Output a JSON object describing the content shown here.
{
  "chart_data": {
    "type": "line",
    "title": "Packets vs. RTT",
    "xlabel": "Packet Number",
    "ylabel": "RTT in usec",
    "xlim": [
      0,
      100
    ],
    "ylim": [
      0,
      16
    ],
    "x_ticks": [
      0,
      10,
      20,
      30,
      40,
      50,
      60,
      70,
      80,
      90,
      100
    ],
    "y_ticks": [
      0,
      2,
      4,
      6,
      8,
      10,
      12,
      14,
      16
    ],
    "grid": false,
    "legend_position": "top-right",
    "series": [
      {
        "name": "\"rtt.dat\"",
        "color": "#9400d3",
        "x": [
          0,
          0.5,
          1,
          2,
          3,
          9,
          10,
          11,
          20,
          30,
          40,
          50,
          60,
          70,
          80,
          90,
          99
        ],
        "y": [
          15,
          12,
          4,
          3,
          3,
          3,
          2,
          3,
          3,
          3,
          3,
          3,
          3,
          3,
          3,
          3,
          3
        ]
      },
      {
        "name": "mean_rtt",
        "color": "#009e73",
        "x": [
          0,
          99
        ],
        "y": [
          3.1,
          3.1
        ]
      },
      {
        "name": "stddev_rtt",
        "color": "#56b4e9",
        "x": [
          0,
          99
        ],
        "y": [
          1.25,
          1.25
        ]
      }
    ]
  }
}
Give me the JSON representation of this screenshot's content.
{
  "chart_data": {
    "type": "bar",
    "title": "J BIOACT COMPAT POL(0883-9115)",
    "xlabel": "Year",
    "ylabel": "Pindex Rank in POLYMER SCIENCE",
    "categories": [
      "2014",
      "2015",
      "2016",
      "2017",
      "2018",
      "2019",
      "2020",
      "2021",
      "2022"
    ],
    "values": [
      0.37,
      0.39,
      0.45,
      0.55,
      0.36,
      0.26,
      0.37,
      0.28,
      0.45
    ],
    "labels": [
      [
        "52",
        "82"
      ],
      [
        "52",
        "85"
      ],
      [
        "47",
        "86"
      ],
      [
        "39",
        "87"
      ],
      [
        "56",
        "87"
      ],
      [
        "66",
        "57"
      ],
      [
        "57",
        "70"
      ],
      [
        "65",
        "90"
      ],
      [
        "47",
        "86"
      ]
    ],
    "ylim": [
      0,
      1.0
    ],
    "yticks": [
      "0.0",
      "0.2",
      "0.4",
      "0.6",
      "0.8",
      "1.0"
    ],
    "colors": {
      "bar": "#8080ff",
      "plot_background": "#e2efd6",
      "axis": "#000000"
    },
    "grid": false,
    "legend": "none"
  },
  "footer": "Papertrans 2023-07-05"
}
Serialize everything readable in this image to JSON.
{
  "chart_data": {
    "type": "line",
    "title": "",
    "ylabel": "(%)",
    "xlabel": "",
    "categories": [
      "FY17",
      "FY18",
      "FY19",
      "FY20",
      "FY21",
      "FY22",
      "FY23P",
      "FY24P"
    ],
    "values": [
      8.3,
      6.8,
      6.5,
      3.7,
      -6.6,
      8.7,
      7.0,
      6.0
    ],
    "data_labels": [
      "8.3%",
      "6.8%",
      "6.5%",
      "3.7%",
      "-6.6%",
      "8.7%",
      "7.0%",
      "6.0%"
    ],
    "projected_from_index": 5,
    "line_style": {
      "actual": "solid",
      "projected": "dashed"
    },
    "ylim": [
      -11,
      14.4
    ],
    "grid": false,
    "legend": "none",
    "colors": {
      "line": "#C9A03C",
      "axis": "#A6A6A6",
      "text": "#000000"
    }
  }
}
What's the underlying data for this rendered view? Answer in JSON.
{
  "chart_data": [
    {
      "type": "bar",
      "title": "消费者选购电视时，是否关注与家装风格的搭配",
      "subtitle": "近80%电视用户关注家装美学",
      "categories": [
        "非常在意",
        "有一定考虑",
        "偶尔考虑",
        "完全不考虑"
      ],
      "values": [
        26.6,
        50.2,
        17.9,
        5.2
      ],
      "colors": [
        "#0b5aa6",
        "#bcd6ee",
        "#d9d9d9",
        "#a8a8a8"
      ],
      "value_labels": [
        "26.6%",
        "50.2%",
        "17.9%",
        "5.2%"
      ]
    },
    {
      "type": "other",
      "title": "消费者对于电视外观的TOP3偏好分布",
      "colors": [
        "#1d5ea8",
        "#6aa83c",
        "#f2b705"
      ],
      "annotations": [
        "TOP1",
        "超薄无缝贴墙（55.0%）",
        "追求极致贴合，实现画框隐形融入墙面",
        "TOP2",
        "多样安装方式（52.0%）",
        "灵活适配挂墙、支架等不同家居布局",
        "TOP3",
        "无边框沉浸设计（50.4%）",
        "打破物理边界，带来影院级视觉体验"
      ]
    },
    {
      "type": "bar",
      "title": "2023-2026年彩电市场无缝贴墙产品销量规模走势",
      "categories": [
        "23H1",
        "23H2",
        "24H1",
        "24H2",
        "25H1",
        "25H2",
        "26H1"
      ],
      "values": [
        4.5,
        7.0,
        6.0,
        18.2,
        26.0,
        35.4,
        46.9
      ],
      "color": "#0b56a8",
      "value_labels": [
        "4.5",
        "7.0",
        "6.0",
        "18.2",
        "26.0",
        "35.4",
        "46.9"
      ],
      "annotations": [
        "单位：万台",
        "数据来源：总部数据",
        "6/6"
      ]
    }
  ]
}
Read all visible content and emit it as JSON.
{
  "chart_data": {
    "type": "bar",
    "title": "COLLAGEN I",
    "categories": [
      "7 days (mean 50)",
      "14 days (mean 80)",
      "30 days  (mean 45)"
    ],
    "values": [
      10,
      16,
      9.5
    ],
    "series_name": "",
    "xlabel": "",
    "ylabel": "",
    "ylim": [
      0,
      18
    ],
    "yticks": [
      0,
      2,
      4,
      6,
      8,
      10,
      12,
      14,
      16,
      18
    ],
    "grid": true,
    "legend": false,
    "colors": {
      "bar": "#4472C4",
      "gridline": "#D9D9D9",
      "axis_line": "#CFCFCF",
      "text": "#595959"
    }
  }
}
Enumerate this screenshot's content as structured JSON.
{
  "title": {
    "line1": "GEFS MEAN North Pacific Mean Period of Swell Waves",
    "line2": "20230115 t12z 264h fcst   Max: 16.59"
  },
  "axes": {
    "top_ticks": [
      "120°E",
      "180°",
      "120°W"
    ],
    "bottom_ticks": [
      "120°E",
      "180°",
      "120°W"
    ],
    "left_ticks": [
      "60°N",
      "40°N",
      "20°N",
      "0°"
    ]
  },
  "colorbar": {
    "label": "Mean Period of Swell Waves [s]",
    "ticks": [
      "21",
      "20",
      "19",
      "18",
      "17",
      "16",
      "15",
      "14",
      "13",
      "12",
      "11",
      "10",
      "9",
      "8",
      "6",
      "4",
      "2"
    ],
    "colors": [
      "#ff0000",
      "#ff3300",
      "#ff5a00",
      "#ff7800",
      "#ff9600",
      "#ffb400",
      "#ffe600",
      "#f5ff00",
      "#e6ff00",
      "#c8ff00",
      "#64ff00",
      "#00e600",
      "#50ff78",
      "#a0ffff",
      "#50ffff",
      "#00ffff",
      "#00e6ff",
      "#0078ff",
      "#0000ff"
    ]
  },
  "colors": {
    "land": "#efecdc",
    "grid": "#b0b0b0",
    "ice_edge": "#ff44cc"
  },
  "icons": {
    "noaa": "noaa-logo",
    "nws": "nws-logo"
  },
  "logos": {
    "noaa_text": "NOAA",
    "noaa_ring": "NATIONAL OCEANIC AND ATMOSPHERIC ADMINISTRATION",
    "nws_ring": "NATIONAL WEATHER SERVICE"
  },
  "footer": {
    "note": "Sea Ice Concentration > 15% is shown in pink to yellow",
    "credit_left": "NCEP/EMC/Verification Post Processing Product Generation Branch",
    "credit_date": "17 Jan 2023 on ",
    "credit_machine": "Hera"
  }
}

+===+

- **The task**:
Extract all lines of the records above that include "shown".

- **Finished exercise**:
Output a JSON object describing the content shown here.
    "note": "Sea Ice Concentration > 15% is shown in pink to yellow",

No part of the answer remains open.